## QUOTED PASSAGE
Wednesday round-up: What I saw at the OAH

Attending a big conference like the Organization of American Historians is fun, especially when it’s in an pleasant place like San Francisco in the spring in mid-April.  What I do is so marginal to the OAH conference that I’ve got lots of free time to attend panels and hear how experts in other subfields talk about their work, explore the city with old friends, and go to parties!  Here are some observations and lessons learned, in no particular order:

  • No matter how big the conference, you will never see some people, and you will continue to run into the same people again and again.  Aside from the few early American feminists I kept running into at some of the same panels, over the course of three days every time I strolled through the hotel lobby or some of the other open spaces I saw either Roy Ritchie or Alice Kessler-Harris.  I also never saw a colleague of mine who was there the whole time–not even at a distance.

## WORK TASK
Write the next part of the OAH conference round-up, picking up after its final sentence.

[Structured page parsing data]
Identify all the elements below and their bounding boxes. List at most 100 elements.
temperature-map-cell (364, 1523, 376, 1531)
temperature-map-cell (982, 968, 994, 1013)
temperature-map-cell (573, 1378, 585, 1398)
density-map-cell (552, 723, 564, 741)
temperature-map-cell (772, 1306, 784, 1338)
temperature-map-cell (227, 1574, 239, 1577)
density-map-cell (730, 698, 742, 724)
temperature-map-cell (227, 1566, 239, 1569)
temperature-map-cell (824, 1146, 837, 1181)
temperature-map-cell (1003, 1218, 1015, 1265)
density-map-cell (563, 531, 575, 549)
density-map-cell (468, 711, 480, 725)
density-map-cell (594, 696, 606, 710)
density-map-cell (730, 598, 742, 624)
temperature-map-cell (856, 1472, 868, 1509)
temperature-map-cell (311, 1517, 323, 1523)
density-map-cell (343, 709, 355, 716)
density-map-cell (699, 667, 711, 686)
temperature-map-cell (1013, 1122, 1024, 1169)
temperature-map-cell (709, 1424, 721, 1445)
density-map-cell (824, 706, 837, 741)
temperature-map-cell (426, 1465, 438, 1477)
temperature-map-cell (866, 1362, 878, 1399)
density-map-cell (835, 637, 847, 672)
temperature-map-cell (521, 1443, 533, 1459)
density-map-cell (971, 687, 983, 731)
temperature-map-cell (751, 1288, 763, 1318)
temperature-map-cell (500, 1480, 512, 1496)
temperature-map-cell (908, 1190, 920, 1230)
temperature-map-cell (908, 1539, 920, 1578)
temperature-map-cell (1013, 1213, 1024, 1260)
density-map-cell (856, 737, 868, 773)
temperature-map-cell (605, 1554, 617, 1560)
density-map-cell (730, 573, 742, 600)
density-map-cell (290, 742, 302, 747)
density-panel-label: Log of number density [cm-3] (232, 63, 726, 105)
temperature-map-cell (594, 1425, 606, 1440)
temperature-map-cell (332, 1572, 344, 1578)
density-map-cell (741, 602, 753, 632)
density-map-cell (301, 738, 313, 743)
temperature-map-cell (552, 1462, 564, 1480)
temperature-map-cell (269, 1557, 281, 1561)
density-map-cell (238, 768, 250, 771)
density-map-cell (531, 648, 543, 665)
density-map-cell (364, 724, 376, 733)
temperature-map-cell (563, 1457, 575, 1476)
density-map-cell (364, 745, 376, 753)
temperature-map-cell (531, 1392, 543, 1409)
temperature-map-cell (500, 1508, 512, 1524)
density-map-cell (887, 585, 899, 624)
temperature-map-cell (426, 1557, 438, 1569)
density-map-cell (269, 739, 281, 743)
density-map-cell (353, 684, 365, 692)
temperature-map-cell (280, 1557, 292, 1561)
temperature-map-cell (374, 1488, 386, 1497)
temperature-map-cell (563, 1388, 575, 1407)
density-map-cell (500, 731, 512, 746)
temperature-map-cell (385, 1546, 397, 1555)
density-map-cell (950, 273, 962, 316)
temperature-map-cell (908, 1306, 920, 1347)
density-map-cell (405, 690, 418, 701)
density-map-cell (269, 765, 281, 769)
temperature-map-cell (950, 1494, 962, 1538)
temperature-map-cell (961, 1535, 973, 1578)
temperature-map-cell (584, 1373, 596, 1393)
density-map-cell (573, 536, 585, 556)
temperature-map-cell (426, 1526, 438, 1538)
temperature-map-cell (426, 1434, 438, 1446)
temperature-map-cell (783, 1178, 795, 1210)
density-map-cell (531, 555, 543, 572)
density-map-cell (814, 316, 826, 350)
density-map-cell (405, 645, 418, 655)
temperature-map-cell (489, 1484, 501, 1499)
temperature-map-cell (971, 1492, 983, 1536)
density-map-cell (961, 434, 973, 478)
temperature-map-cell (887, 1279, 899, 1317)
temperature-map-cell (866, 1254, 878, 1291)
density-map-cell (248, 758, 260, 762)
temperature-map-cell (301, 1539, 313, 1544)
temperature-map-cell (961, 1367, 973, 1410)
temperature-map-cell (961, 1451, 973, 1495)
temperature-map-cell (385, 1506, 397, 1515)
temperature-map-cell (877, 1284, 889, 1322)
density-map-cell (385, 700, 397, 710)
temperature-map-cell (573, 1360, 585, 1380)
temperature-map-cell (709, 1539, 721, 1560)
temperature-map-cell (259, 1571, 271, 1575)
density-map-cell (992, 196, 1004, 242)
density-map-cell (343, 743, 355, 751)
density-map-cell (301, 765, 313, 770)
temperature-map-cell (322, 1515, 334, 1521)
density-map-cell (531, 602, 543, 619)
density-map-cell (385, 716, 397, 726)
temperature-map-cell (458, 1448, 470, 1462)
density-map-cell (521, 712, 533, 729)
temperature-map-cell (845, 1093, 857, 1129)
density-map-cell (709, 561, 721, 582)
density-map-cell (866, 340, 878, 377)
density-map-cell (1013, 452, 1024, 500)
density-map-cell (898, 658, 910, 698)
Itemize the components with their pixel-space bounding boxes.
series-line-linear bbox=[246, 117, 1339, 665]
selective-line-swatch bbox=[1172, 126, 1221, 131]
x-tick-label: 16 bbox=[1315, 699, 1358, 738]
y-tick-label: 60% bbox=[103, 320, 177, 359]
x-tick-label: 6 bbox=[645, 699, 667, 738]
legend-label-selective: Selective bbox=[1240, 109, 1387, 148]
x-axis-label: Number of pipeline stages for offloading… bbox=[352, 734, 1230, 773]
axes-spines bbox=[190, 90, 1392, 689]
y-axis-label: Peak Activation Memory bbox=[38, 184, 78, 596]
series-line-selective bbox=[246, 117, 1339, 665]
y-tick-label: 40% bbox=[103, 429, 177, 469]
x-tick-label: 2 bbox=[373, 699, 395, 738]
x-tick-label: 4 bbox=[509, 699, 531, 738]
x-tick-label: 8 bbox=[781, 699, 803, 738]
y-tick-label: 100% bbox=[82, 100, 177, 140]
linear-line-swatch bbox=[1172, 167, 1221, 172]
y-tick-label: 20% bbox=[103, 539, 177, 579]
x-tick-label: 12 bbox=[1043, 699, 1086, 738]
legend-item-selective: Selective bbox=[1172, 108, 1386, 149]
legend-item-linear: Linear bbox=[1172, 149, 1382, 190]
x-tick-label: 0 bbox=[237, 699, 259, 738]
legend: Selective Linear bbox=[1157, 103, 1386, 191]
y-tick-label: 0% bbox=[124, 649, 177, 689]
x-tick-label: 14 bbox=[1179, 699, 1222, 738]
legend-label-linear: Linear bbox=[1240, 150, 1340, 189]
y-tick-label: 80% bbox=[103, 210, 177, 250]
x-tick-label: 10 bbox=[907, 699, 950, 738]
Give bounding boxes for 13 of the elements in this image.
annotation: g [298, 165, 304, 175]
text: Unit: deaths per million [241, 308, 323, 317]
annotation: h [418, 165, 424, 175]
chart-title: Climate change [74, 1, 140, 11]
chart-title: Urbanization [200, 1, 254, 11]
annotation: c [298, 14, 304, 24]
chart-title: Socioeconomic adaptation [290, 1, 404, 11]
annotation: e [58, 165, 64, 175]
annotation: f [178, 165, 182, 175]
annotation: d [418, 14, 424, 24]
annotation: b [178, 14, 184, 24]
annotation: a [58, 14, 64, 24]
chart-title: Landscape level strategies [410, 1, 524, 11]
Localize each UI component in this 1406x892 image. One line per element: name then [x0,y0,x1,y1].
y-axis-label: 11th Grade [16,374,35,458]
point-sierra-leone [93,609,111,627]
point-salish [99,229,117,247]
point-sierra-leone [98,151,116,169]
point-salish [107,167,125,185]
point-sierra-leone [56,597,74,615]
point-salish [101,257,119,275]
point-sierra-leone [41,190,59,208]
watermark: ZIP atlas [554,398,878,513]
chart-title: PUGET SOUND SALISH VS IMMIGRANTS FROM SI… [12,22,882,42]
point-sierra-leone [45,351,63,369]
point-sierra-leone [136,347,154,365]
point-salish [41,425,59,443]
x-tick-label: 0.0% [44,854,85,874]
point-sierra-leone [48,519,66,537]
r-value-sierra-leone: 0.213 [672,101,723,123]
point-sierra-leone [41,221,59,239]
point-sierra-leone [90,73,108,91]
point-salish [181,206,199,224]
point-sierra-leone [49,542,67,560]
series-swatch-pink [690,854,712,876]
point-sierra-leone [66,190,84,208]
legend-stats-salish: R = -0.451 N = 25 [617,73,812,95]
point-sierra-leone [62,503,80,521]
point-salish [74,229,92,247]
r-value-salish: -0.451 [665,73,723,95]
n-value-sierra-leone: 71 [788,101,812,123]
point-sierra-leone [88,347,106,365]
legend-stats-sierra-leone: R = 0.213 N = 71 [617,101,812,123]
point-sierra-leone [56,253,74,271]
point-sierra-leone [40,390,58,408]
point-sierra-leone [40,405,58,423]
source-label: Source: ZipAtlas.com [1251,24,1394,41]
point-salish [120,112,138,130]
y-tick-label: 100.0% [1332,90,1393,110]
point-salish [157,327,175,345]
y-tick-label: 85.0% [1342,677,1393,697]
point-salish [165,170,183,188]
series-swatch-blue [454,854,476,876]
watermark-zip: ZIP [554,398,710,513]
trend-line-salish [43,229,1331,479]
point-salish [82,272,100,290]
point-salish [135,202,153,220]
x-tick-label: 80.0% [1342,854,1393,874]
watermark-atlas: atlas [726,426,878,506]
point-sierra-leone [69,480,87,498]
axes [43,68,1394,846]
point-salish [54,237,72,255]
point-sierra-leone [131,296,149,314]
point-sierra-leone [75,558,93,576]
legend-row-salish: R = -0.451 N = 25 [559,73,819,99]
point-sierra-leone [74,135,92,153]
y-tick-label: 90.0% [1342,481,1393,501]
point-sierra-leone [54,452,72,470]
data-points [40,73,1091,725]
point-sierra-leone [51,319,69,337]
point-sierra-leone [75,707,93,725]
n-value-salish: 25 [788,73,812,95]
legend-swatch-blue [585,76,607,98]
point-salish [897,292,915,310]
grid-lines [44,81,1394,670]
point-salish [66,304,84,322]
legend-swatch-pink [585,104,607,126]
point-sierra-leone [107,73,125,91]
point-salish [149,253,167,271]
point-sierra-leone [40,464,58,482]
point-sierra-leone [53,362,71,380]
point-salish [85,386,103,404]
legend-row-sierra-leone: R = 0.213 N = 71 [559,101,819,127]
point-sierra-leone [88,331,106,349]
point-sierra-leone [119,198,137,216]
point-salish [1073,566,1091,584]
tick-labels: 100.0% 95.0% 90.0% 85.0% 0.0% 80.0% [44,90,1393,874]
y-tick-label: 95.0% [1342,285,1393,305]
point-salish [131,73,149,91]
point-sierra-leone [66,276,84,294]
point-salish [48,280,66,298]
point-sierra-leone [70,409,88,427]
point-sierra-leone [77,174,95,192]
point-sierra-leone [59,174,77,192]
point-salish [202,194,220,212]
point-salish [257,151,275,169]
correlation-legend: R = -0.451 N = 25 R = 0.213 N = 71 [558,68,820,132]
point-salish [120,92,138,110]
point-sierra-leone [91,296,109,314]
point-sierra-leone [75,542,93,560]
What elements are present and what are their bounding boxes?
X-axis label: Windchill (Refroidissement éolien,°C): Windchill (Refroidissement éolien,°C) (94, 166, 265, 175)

## EXPECTED OUTPUT
  • “Early America” now goes through most of the antebellum period, at least according to the OAH.  Stop fighting it, Historiann and others who specialize in anything before the nineteenth century!  I think I witnessed the single paper that included anything on the seventeenth century.  These are now like the Dodo–and not even in much greater evidence at conferences like the Omohundro Institute annual conference.  (Speaking of which:  did you hear that they cancelled their party scheduled for Friday night when they learned that they had booked it in a club that doesn’t offer membership to women?  Good for them, but that’s quite a huge loss on the party, in addition to what’s surely a major donor problem now.)
  • (Aside on the temporal issue:  I keep hearing that The Sixteenth Century Society is a fun group, and their understanding of the long sixteenth century is pretty long, from 1450 to 1660.  Your thoughts?  I was becoming kind of a semi-regular at the Western Society for French History and French Historical Studies, so I’m all for going European if that’s what it will take.)
  • My source inside the Journal of American History editorial board meeting said that the talk there was all about moving online–moving into enhanced web-only features and exhibitions connected to the print edition of the journal, as well as online education (MOOCs especially.)  He also told me that the backlog there is (unsurprisingly) pretty bad–articles accepted today won’t see print until late 2014, if then, so word to the wise.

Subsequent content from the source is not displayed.